What is required
Pull each line holding the word "cost" from the data.

Record list
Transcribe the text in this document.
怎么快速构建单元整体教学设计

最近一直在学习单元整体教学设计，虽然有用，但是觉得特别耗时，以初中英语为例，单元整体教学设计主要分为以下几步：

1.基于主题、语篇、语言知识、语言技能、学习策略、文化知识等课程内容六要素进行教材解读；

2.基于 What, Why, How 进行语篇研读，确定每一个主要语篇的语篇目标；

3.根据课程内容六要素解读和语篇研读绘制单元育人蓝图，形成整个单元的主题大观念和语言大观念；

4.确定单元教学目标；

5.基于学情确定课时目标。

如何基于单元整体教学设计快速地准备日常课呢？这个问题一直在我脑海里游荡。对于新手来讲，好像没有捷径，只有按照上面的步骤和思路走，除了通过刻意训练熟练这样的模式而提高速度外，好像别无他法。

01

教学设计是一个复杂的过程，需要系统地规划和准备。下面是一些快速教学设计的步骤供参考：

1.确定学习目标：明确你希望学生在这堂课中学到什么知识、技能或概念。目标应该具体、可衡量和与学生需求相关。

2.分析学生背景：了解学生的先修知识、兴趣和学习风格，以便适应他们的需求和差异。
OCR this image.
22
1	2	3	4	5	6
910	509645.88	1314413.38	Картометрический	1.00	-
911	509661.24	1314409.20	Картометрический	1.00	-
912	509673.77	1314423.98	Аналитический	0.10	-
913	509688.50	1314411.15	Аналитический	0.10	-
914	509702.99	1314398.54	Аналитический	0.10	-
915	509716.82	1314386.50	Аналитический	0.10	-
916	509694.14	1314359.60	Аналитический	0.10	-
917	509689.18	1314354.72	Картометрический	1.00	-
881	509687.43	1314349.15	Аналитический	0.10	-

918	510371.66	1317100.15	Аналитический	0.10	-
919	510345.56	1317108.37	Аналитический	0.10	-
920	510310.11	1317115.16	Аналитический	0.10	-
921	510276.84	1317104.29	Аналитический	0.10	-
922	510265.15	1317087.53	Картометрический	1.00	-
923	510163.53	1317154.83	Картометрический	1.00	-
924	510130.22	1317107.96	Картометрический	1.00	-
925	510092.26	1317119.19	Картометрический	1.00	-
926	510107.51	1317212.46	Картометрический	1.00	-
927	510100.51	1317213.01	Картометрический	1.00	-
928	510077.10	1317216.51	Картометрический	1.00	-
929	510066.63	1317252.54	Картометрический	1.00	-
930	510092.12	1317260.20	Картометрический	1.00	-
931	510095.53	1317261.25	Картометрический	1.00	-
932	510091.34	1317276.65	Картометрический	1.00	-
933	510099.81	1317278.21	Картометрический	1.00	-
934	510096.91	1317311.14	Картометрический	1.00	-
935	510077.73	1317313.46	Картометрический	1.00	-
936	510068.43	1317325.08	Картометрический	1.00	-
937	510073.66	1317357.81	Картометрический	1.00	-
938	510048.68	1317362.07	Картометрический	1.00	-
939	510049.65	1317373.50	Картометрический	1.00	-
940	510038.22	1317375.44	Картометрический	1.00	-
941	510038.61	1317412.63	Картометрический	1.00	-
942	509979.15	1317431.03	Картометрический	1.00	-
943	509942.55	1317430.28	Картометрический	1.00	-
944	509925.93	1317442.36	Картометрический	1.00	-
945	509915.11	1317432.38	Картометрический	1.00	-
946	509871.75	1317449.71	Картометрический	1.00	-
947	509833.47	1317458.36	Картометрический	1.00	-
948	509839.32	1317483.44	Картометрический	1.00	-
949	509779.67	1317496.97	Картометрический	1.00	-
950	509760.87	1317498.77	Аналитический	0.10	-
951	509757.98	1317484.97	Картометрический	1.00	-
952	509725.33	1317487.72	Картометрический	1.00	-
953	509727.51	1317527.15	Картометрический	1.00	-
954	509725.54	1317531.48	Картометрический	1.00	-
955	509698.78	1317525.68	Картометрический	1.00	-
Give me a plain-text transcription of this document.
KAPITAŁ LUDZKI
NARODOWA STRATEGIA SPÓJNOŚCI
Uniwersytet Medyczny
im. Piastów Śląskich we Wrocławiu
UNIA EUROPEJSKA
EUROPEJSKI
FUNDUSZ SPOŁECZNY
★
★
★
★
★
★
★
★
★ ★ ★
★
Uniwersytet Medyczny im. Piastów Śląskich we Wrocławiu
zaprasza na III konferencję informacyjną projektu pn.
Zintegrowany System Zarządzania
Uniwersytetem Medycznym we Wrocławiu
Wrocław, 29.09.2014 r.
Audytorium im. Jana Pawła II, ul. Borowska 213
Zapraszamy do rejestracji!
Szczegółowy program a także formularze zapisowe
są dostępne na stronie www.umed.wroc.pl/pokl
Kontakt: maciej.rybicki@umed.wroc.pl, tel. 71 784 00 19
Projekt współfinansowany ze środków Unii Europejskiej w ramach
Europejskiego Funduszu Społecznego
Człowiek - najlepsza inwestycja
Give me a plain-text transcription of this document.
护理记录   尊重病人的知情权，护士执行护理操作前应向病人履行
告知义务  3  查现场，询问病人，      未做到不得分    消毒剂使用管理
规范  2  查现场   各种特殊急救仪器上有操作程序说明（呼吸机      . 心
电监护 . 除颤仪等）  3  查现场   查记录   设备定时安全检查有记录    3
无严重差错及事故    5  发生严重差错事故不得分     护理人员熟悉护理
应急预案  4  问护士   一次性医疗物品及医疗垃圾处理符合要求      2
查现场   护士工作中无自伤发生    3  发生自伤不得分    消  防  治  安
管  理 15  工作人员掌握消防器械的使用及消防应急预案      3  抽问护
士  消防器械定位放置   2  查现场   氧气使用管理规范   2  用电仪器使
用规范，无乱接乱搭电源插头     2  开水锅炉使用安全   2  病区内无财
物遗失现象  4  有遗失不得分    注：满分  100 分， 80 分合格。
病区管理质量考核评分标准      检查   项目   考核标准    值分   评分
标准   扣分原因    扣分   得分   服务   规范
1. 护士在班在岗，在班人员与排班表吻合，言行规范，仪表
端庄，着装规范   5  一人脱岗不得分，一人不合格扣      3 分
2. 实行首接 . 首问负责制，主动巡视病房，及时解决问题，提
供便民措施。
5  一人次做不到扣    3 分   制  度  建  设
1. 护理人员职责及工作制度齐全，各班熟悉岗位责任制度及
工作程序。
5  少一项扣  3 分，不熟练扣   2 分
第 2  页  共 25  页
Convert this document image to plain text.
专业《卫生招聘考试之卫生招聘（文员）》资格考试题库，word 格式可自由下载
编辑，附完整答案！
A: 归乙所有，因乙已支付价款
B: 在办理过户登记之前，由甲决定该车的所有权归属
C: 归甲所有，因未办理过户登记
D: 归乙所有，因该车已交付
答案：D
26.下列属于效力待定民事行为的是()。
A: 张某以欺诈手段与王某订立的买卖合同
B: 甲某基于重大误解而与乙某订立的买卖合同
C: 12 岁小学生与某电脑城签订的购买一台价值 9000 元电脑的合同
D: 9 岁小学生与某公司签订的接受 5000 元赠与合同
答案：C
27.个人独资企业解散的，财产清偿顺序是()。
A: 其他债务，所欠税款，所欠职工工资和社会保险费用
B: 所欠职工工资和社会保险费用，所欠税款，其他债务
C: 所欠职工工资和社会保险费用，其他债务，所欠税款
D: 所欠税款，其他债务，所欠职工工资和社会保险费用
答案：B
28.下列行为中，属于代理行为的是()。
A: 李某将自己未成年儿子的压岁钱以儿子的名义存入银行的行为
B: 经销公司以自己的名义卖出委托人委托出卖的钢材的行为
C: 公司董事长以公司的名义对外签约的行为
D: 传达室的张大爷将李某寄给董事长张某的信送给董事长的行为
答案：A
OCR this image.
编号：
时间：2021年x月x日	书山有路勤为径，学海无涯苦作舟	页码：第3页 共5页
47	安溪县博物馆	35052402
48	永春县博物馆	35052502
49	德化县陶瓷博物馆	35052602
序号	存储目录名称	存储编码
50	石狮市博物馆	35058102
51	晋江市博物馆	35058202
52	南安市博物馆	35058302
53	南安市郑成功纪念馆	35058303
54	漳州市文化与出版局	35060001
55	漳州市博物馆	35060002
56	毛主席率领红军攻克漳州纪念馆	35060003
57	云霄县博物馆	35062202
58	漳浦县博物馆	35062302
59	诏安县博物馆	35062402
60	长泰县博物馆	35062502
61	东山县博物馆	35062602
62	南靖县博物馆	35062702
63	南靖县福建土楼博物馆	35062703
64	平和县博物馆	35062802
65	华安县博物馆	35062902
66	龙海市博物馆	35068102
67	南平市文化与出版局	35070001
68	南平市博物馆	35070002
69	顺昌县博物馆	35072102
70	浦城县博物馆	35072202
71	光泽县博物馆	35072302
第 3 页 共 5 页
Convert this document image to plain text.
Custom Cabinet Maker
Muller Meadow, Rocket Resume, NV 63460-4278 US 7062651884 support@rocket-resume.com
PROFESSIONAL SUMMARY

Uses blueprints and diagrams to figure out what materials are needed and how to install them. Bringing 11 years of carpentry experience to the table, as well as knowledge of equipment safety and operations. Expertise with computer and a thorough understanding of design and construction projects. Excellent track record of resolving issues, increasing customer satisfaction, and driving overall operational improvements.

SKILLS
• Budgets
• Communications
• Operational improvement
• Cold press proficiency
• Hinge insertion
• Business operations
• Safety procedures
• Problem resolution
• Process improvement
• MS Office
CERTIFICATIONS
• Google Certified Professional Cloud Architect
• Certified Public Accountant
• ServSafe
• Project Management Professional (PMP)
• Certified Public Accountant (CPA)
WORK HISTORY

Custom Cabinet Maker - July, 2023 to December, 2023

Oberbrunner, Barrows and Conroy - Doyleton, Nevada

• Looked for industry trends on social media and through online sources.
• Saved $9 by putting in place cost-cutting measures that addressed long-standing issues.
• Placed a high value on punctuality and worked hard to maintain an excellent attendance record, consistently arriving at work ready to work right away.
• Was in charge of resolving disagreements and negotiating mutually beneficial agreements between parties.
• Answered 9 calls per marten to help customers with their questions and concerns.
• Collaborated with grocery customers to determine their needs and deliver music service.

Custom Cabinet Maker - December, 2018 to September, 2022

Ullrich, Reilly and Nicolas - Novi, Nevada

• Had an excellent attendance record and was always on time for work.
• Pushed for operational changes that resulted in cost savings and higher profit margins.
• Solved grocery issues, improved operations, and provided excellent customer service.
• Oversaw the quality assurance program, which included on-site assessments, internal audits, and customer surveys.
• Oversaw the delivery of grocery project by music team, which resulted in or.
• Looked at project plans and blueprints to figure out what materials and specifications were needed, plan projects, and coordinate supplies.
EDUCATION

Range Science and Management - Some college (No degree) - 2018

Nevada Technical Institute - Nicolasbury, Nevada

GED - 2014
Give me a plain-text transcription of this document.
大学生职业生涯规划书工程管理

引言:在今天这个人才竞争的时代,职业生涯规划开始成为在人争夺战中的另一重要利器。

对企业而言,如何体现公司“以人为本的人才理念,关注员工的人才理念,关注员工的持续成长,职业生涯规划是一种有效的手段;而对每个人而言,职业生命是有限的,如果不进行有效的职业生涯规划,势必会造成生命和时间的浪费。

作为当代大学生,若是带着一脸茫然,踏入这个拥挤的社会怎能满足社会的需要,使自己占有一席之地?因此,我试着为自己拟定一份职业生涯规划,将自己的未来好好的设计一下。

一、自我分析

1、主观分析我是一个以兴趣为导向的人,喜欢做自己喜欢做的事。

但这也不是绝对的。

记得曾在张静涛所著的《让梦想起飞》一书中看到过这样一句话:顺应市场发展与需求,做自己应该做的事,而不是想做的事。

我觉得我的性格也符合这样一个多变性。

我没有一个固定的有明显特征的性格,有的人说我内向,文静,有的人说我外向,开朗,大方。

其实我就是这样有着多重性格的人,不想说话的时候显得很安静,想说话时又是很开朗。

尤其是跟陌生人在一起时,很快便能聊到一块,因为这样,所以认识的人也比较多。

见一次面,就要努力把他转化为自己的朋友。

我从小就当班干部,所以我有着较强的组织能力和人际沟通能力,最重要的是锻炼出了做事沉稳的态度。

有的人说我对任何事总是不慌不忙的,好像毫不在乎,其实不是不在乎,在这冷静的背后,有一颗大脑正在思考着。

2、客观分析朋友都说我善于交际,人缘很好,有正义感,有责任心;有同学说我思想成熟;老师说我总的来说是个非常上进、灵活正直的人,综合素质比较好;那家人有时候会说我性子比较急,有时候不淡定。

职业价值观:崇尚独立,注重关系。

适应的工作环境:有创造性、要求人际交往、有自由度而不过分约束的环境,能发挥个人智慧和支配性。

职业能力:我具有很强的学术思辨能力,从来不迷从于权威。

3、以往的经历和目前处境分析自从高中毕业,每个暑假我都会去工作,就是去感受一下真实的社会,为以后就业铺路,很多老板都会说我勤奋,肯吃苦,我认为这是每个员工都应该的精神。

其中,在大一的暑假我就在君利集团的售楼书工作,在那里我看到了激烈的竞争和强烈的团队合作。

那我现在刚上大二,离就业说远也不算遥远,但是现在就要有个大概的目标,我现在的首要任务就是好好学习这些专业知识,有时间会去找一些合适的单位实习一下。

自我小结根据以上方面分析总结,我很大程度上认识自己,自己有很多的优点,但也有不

The reply
• Saved $9 by putting in place cost-cutting measures that addressed long-standing issues.
• Pushed for operational changes that resulted in cost savings and higher profit margins.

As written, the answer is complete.